START EXERCISE DATA

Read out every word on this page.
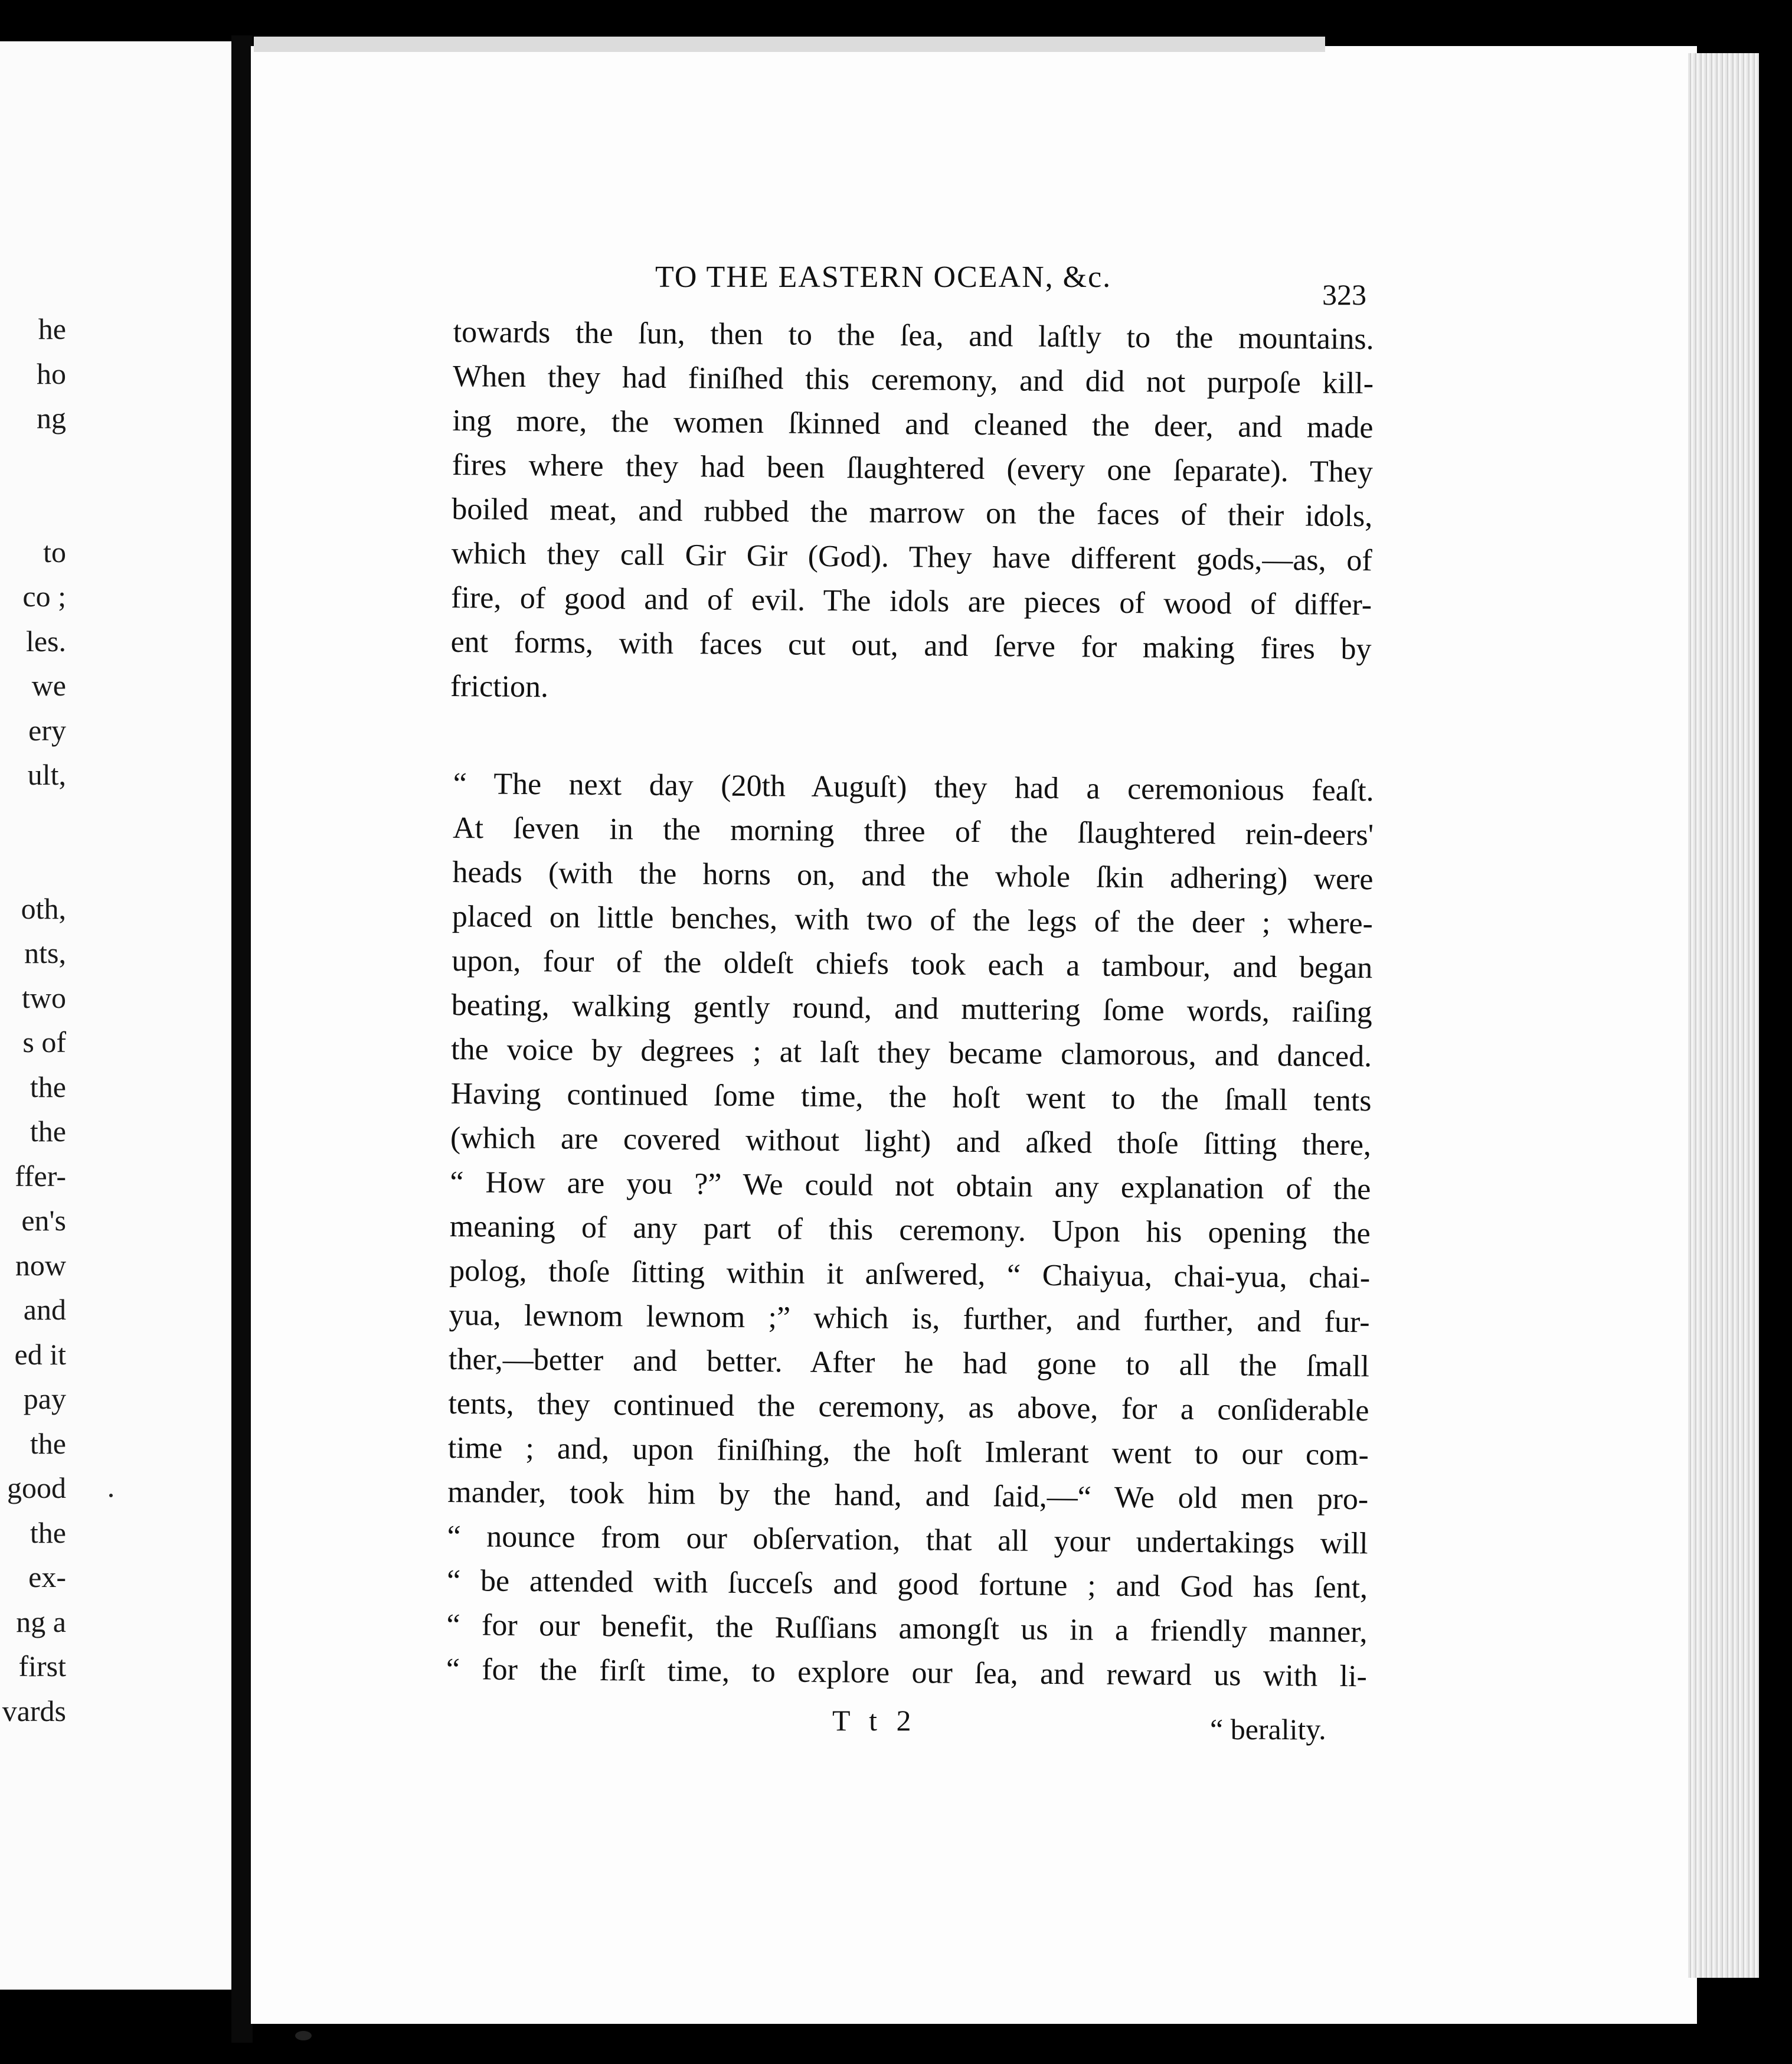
he
ho
ng
to
co ;
les.
we
ery
ult,
oth,
nts,
two
s of
the
the
ffer-
en's
now
and
ed it
pay
the
good
the
ex-
ng a
first
vards
TO THE EASTERN OCEAN, &c.
323
towards the ſun, then to the ſea, and laſtly to the mountains.
When they had finiſhed this ceremony, and did not purpoſe kill-
ing more, the women ſkinned and cleaned the deer, and made
fires where they had been ſlaughtered (every one ſeparate). They
boiled meat, and rubbed the marrow on the faces of their idols,
which they call Gir Gir (God). They have different gods,—as, of
fire, of good and of evil. The idols are pieces of wood of differ-
ent forms, with faces cut out, and ſerve for making fires by
friction.
“ The next day (20th Auguſt) they had a ceremonious feaſt.
At ſeven in the morning three of the ſlaughtered rein-deers'
heads (with the horns on, and the whole ſkin adhering) were
placed on little benches, with two of the legs of the deer ; where-
upon, four of the oldeſt chiefs took each a tambour, and began
beating, walking gently round, and muttering ſome words, raiſing
the voice by degrees ; at laſt they became clamorous, and danced.
Having continued ſome time, the hoſt went to the ſmall tents
(which are covered without light) and aſked thoſe ſitting there,
“ How are you ?” We could not obtain any explanation of the
meaning of any part of this ceremony. Upon his opening the
polog, thoſe ſitting within it anſwered, “ Chaiyua, chai-yua, chai-
yua, lewnom lewnom ;” which is, further, and further, and fur-
ther,—better and better. After he had gone to all the ſmall
tents, they continued the ceremony, as above, for a conſiderable
time ; and, upon finiſhing, the hoſt Imlerant went to our com-
mander, took him by the hand, and ſaid,—“ We old men pro-
“ nounce from our obſervation, that all your undertakings will
“ be attended with ſucceſs and good fortune ; and God has ſent,
“ for our benefit, the Ruſſians amongſt us in a friendly manner,
“ for the firſt time, to explore our ſea, and reward us with li-
T t 2	“ berality.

END EXERCISE DATA

Return the listing above word for word, with the pictures removed.

- ANSWER TO THE TASK -
Read out every word on this page.
he
ho
ng
to
co ;
les.
we
ery
ult,
oth,
nts,
two
s of
the
the
ffer-
en's
now
and
ed it
pay
the
good
the
ex-
ng a
first
vards
TO THE EASTERN OCEAN, &c.
323
towards the ſun, then to the ſea, and laſtly to the mountains.
When they had finiſhed this ceremony, and did not purpoſe kill-
ing more, the women ſkinned and cleaned the deer, and made
fires where they had been ſlaughtered (every one ſeparate). They
boiled meat, and rubbed the marrow on the faces of their idols,
which they call Gir Gir (God). They have different gods,—as, of
fire, of good and of evil. The idols are pieces of wood of differ-
ent forms, with faces cut out, and ſerve for making fires by
friction.
“ The next day (20th Auguſt) they had a ceremonious feaſt.
At ſeven in the morning three of the ſlaughtered rein-deers'
heads (with the horns on, and the whole ſkin adhering) were
placed on little benches, with two of the legs of the deer ; where-
upon, four of the oldeſt chiefs took each a tambour, and began
beating, walking gently round, and muttering ſome words, raiſing
the voice by degrees ; at laſt they became clamorous, and danced.
Having continued ſome time, the hoſt went to the ſmall tents
(which are covered without light) and aſked thoſe ſitting there,
“ How are you ?” We could not obtain any explanation of the
meaning of any part of this ceremony. Upon his opening the
polog, thoſe ſitting within it anſwered, “ Chaiyua, chai-yua, chai-
yua, lewnom lewnom ;” which is, further, and further, and fur-
ther,—better and better. After he had gone to all the ſmall
tents, they continued the ceremony, as above, for a conſiderable
time ; and, upon finiſhing, the hoſt Imlerant went to our com-
mander, took him by the hand, and ſaid,—“ We old men pro-
“ nounce from our obſervation, that all your undertakings will
“ be attended with ſucceſs and good fortune ; and God has ſent,
“ for our benefit, the Ruſſians amongſt us in a friendly manner,
“ for the firſt time, to explore our ſea, and reward us with li-
T t 2	“ berality.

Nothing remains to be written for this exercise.